■ WHAT YOU SHOULD DO ■
Your task is to repeat the entries underneath exactly, minus the pictures.

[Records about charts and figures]
────────
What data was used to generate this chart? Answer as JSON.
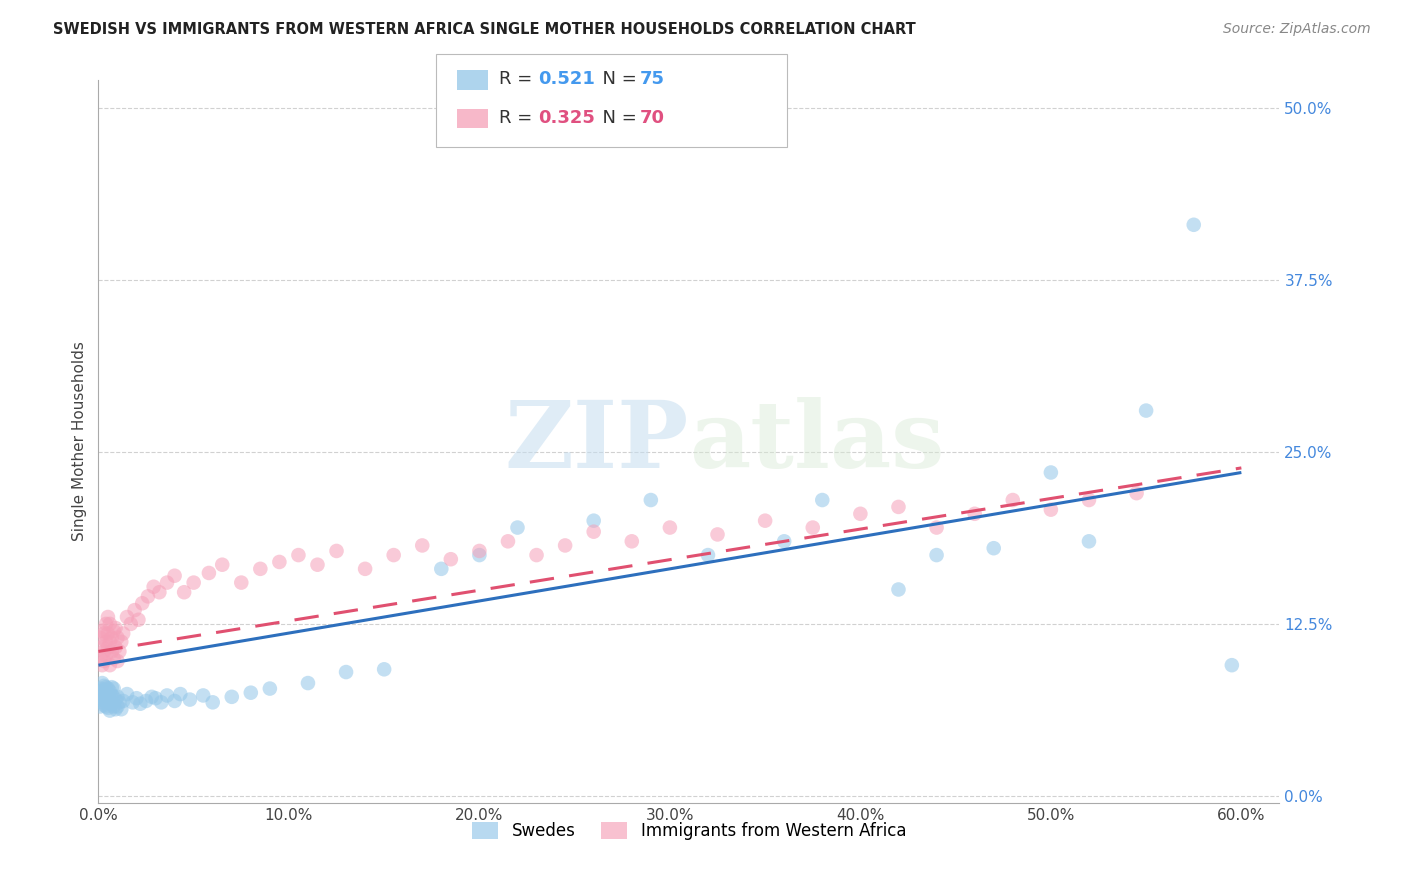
{
  "title": "SWEDISH VS IMMIGRANTS FROM WESTERN AFRICA SINGLE MOTHER HOUSEHOLDS CORRELATION CHART",
  "source": "Source: ZipAtlas.com",
  "xlabel_ticks": [
    "0.0%",
    "10.0%",
    "20.0%",
    "30.0%",
    "40.0%",
    "50.0%",
    "60.0%"
  ],
  "xlabel_vals": [
    0.0,
    0.1,
    0.2,
    0.3,
    0.4,
    0.5,
    0.6
  ],
  "ylabel_ticks": [
    "0.0%",
    "12.5%",
    "25.0%",
    "37.5%",
    "50.0%"
  ],
  "ylabel_vals": [
    0.0,
    0.125,
    0.25,
    0.375,
    0.5
  ],
  "ylabel_label": "Single Mother Households",
  "legend_swedes": "Swedes",
  "legend_immigrants": "Immigrants from Western Africa",
  "R_swedes": 0.521,
  "N_swedes": 75,
  "R_immigrants": 0.325,
  "N_immigrants": 70,
  "swedes_color": "#93c6e8",
  "immigrants_color": "#f5a0b8",
  "swedes_line_color": "#2d6fbd",
  "immigrants_line_color": "#e05070",
  "watermark_zip": "ZIP",
  "watermark_atlas": "atlas",
  "xlim": [
    0.0,
    0.62
  ],
  "ylim": [
    -0.005,
    0.52
  ],
  "background_color": "#ffffff",
  "grid_color": "#cccccc",
  "swedes_x": [
    0.001,
    0.001,
    0.001,
    0.002,
    0.002,
    0.002,
    0.002,
    0.002,
    0.003,
    0.003,
    0.003,
    0.003,
    0.003,
    0.004,
    0.004,
    0.004,
    0.004,
    0.004,
    0.005,
    0.005,
    0.005,
    0.005,
    0.005,
    0.006,
    0.006,
    0.006,
    0.007,
    0.007,
    0.007,
    0.008,
    0.008,
    0.008,
    0.009,
    0.009,
    0.01,
    0.01,
    0.011,
    0.012,
    0.013,
    0.015,
    0.018,
    0.02,
    0.022,
    0.025,
    0.028,
    0.03,
    0.033,
    0.036,
    0.04,
    0.043,
    0.048,
    0.055,
    0.06,
    0.07,
    0.08,
    0.09,
    0.11,
    0.13,
    0.15,
    0.18,
    0.2,
    0.22,
    0.26,
    0.29,
    0.32,
    0.36,
    0.38,
    0.42,
    0.44,
    0.47,
    0.5,
    0.52,
    0.55,
    0.575,
    0.595
  ],
  "swedes_y": [
    0.072,
    0.078,
    0.065,
    0.07,
    0.075,
    0.068,
    0.082,
    0.076,
    0.066,
    0.073,
    0.08,
    0.071,
    0.077,
    0.065,
    0.072,
    0.079,
    0.069,
    0.075,
    0.064,
    0.071,
    0.078,
    0.068,
    0.074,
    0.062,
    0.07,
    0.076,
    0.067,
    0.073,
    0.079,
    0.065,
    0.072,
    0.078,
    0.063,
    0.07,
    0.065,
    0.072,
    0.068,
    0.063,
    0.069,
    0.074,
    0.068,
    0.071,
    0.067,
    0.069,
    0.072,
    0.071,
    0.068,
    0.073,
    0.069,
    0.074,
    0.07,
    0.073,
    0.068,
    0.072,
    0.075,
    0.078,
    0.082,
    0.09,
    0.092,
    0.165,
    0.175,
    0.195,
    0.2,
    0.215,
    0.175,
    0.185,
    0.215,
    0.15,
    0.175,
    0.18,
    0.235,
    0.185,
    0.28,
    0.415,
    0.095
  ],
  "immigrants_x": [
    0.001,
    0.001,
    0.002,
    0.002,
    0.002,
    0.003,
    0.003,
    0.003,
    0.004,
    0.004,
    0.004,
    0.005,
    0.005,
    0.005,
    0.006,
    0.006,
    0.006,
    0.007,
    0.007,
    0.008,
    0.008,
    0.009,
    0.009,
    0.01,
    0.01,
    0.011,
    0.012,
    0.013,
    0.015,
    0.017,
    0.019,
    0.021,
    0.023,
    0.026,
    0.029,
    0.032,
    0.036,
    0.04,
    0.045,
    0.05,
    0.058,
    0.065,
    0.075,
    0.085,
    0.095,
    0.105,
    0.115,
    0.125,
    0.14,
    0.155,
    0.17,
    0.185,
    0.2,
    0.215,
    0.23,
    0.245,
    0.26,
    0.28,
    0.3,
    0.325,
    0.35,
    0.375,
    0.4,
    0.42,
    0.44,
    0.46,
    0.48,
    0.5,
    0.52,
    0.545
  ],
  "immigrants_y": [
    0.1,
    0.115,
    0.108,
    0.095,
    0.12,
    0.105,
    0.118,
    0.098,
    0.112,
    0.125,
    0.102,
    0.118,
    0.108,
    0.13,
    0.095,
    0.112,
    0.125,
    0.105,
    0.115,
    0.1,
    0.12,
    0.108,
    0.122,
    0.098,
    0.115,
    0.105,
    0.112,
    0.118,
    0.13,
    0.125,
    0.135,
    0.128,
    0.14,
    0.145,
    0.152,
    0.148,
    0.155,
    0.16,
    0.148,
    0.155,
    0.162,
    0.168,
    0.155,
    0.165,
    0.17,
    0.175,
    0.168,
    0.178,
    0.165,
    0.175,
    0.182,
    0.172,
    0.178,
    0.185,
    0.175,
    0.182,
    0.192,
    0.185,
    0.195,
    0.19,
    0.2,
    0.195,
    0.205,
    0.21,
    0.195,
    0.205,
    0.215,
    0.208,
    0.215,
    0.22
  ]
}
────────
■ REPLY TO THE TASK ■
What data was used to generate this chart? Answer as JSON.
{
  "title": "SWEDISH VS IMMIGRANTS FROM WESTERN AFRICA SINGLE MOTHER HOUSEHOLDS CORRELATION CHART",
  "source": "Source: ZipAtlas.com",
  "xlabel_ticks": [
    "0.0%",
    "10.0%",
    "20.0%",
    "30.0%",
    "40.0%",
    "50.0%",
    "60.0%"
  ],
  "xlabel_vals": [
    0.0,
    0.1,
    0.2,
    0.3,
    0.4,
    0.5,
    0.6
  ],
  "ylabel_ticks": [
    "0.0%",
    "12.5%",
    "25.0%",
    "37.5%",
    "50.0%"
  ],
  "ylabel_vals": [
    0.0,
    0.125,
    0.25,
    0.375,
    0.5
  ],
  "ylabel_label": "Single Mother Households",
  "legend_swedes": "Swedes",
  "legend_immigrants": "Immigrants from Western Africa",
  "R_swedes": 0.521,
  "N_swedes": 75,
  "R_immigrants": 0.325,
  "N_immigrants": 70,
  "swedes_color": "#93c6e8",
  "immigrants_color": "#f5a0b8",
  "swedes_line_color": "#2d6fbd",
  "immigrants_line_color": "#e05070",
  "watermark_zip": "ZIP",
  "watermark_atlas": "atlas",
  "xlim": [
    0.0,
    0.62
  ],
  "ylim": [
    -0.005,
    0.52
  ],
  "background_color": "#ffffff",
  "grid_color": "#cccccc",
  "swedes_x": [
    0.001,
    0.001,
    0.001,
    0.002,
    0.002,
    0.002,
    0.002,
    0.002,
    0.003,
    0.003,
    0.003,
    0.003,
    0.003,
    0.004,
    0.004,
    0.004,
    0.004,
    0.004,
    0.005,
    0.005,
    0.005,
    0.005,
    0.005,
    0.006,
    0.006,
    0.006,
    0.007,
    0.007,
    0.007,
    0.008,
    0.008,
    0.008,
    0.009,
    0.009,
    0.01,
    0.01,
    0.011,
    0.012,
    0.013,
    0.015,
    0.018,
    0.02,
    0.022,
    0.025,
    0.028,
    0.03,
    0.033,
    0.036,
    0.04,
    0.043,
    0.048,
    0.055,
    0.06,
    0.07,
    0.08,
    0.09,
    0.11,
    0.13,
    0.15,
    0.18,
    0.2,
    0.22,
    0.26,
    0.29,
    0.32,
    0.36,
    0.38,
    0.42,
    0.44,
    0.47,
    0.5,
    0.52,
    0.55,
    0.575,
    0.595
  ],
  "swedes_y": [
    0.072,
    0.078,
    0.065,
    0.07,
    0.075,
    0.068,
    0.082,
    0.076,
    0.066,
    0.073,
    0.08,
    0.071,
    0.077,
    0.065,
    0.072,
    0.079,
    0.069,
    0.075,
    0.064,
    0.071,
    0.078,
    0.068,
    0.074,
    0.062,
    0.07,
    0.076,
    0.067,
    0.073,
    0.079,
    0.065,
    0.072,
    0.078,
    0.063,
    0.07,
    0.065,
    0.072,
    0.068,
    0.063,
    0.069,
    0.074,
    0.068,
    0.071,
    0.067,
    0.069,
    0.072,
    0.071,
    0.068,
    0.073,
    0.069,
    0.074,
    0.07,
    0.073,
    0.068,
    0.072,
    0.075,
    0.078,
    0.082,
    0.09,
    0.092,
    0.165,
    0.175,
    0.195,
    0.2,
    0.215,
    0.175,
    0.185,
    0.215,
    0.15,
    0.175,
    0.18,
    0.235,
    0.185,
    0.28,
    0.415,
    0.095
  ],
  "immigrants_x": [
    0.001,
    0.001,
    0.002,
    0.002,
    0.002,
    0.003,
    0.003,
    0.003,
    0.004,
    0.004,
    0.004,
    0.005,
    0.005,
    0.005,
    0.006,
    0.006,
    0.006,
    0.007,
    0.007,
    0.008,
    0.008,
    0.009,
    0.009,
    0.01,
    0.01,
    0.011,
    0.012,
    0.013,
    0.015,
    0.017,
    0.019,
    0.021,
    0.023,
    0.026,
    0.029,
    0.032,
    0.036,
    0.04,
    0.045,
    0.05,
    0.058,
    0.065,
    0.075,
    0.085,
    0.095,
    0.105,
    0.115,
    0.125,
    0.14,
    0.155,
    0.17,
    0.185,
    0.2,
    0.215,
    0.23,
    0.245,
    0.26,
    0.28,
    0.3,
    0.325,
    0.35,
    0.375,
    0.4,
    0.42,
    0.44,
    0.46,
    0.48,
    0.5,
    0.52,
    0.545
  ],
  "immigrants_y": [
    0.1,
    0.115,
    0.108,
    0.095,
    0.12,
    0.105,
    0.118,
    0.098,
    0.112,
    0.125,
    0.102,
    0.118,
    0.108,
    0.13,
    0.095,
    0.112,
    0.125,
    0.105,
    0.115,
    0.1,
    0.12,
    0.108,
    0.122,
    0.098,
    0.115,
    0.105,
    0.112,
    0.118,
    0.13,
    0.125,
    0.135,
    0.128,
    0.14,
    0.145,
    0.152,
    0.148,
    0.155,
    0.16,
    0.148,
    0.155,
    0.162,
    0.168,
    0.155,
    0.165,
    0.17,
    0.175,
    0.168,
    0.178,
    0.165,
    0.175,
    0.182,
    0.172,
    0.178,
    0.185,
    0.175,
    0.182,
    0.192,
    0.185,
    0.195,
    0.19,
    0.2,
    0.195,
    0.205,
    0.21,
    0.195,
    0.205,
    0.215,
    0.208,
    0.215,
    0.22
  ]
}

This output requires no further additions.